Stored data entries
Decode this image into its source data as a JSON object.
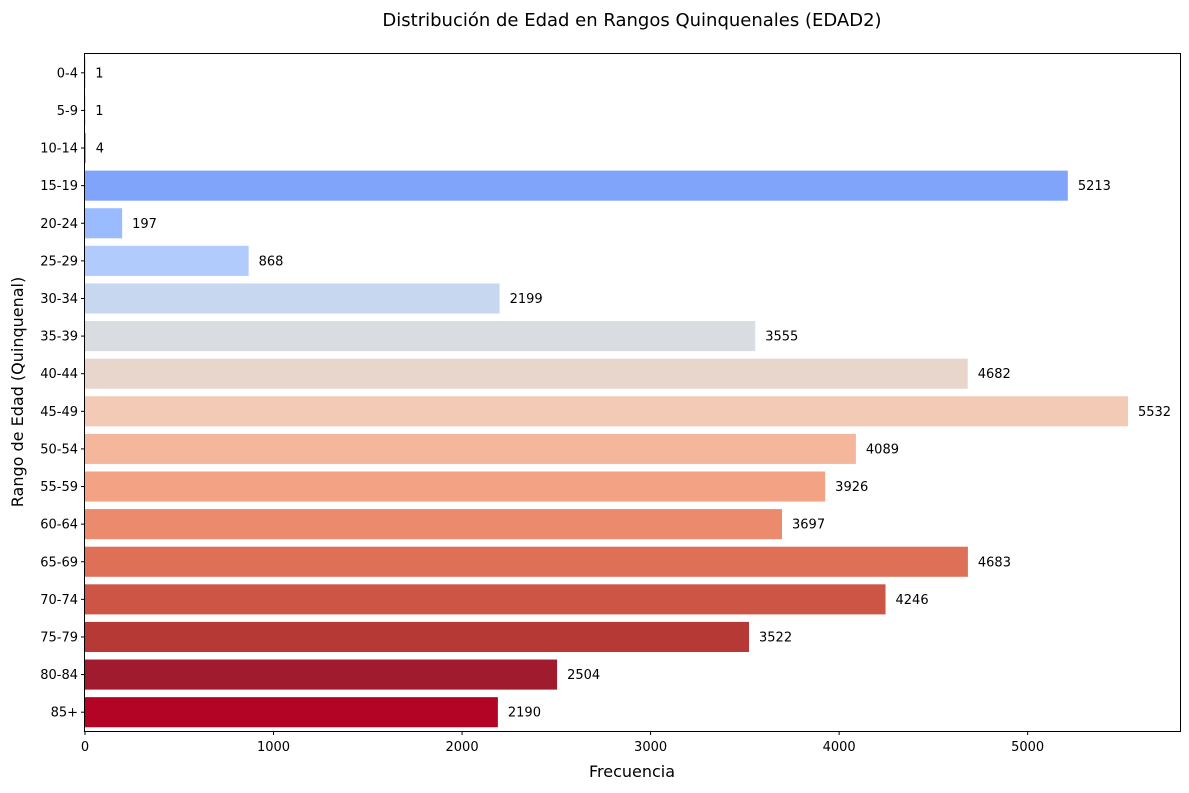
{
  "chart_data": {
    "type": "bar",
    "orientation": "horizontal",
    "title": "Distribución de Edad en Rangos Quinquenales (EDAD2)",
    "xlabel": "Frecuencia",
    "ylabel": "Rango de Edad (Quinquenal)",
    "xlim": [
      0,
      5808
    ],
    "xticks": [
      0,
      1000,
      2000,
      3000,
      4000,
      5000
    ],
    "grid": false,
    "categories": [
      "0-4",
      "5-9",
      "10-14",
      "15-19",
      "20-24",
      "25-29",
      "30-34",
      "35-39",
      "40-44",
      "45-49",
      "50-54",
      "55-59",
      "60-64",
      "65-69",
      "70-74",
      "75-79",
      "80-84",
      "85+"
    ],
    "values": [
      1,
      1,
      4,
      5213,
      197,
      868,
      2199,
      3555,
      4682,
      5532,
      4089,
      3926,
      3697,
      4683,
      4246,
      3522,
      2504,
      2190
    ],
    "colors": [
      "#3b4cc0",
      "#4f69d9",
      "#6788ee",
      "#81a4fb",
      "#9abbff",
      "#b1cbfc",
      "#c7d7f0",
      "#d9dce1",
      "#e8d6cc",
      "#f2cab5",
      "#f5b79c",
      "#f3a284",
      "#ec8a6d",
      "#de7058",
      "#cc5546",
      "#b73935",
      "#a01b2e",
      "#b40426"
    ],
    "palette": "coolwarm"
  }
}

(What to produce)
Omit the pictures. Transcribe every record exactly.

(Solution for this exercise)
Decode this image into its source data as a JSON object.
{
  "chart_data": {
    "type": "bar",
    "orientation": "horizontal",
    "title": "Distribución de Edad en Rangos Quinquenales (EDAD2)",
    "xlabel": "Frecuencia",
    "ylabel": "Rango de Edad (Quinquenal)",
    "xlim": [
      0,
      5808
    ],
    "xticks": [
      0,
      1000,
      2000,
      3000,
      4000,
      5000
    ],
    "grid": false,
    "categories": [
      "0-4",
      "5-9",
      "10-14",
      "15-19",
      "20-24",
      "25-29",
      "30-34",
      "35-39",
      "40-44",
      "45-49",
      "50-54",
      "55-59",
      "60-64",
      "65-69",
      "70-74",
      "75-79",
      "80-84",
      "85+"
    ],
    "values": [
      1,
      1,
      4,
      5213,
      197,
      868,
      2199,
      3555,
      4682,
      5532,
      4089,
      3926,
      3697,
      4683,
      4246,
      3522,
      2504,
      2190
    ],
    "colors": [
      "#3b4cc0",
      "#4f69d9",
      "#6788ee",
      "#81a4fb",
      "#9abbff",
      "#b1cbfc",
      "#c7d7f0",
      "#d9dce1",
      "#e8d6cc",
      "#f2cab5",
      "#f5b79c",
      "#f3a284",
      "#ec8a6d",
      "#de7058",
      "#cc5546",
      "#b73935",
      "#a01b2e",
      "#b40426"
    ],
    "palette": "coolwarm"
  }
}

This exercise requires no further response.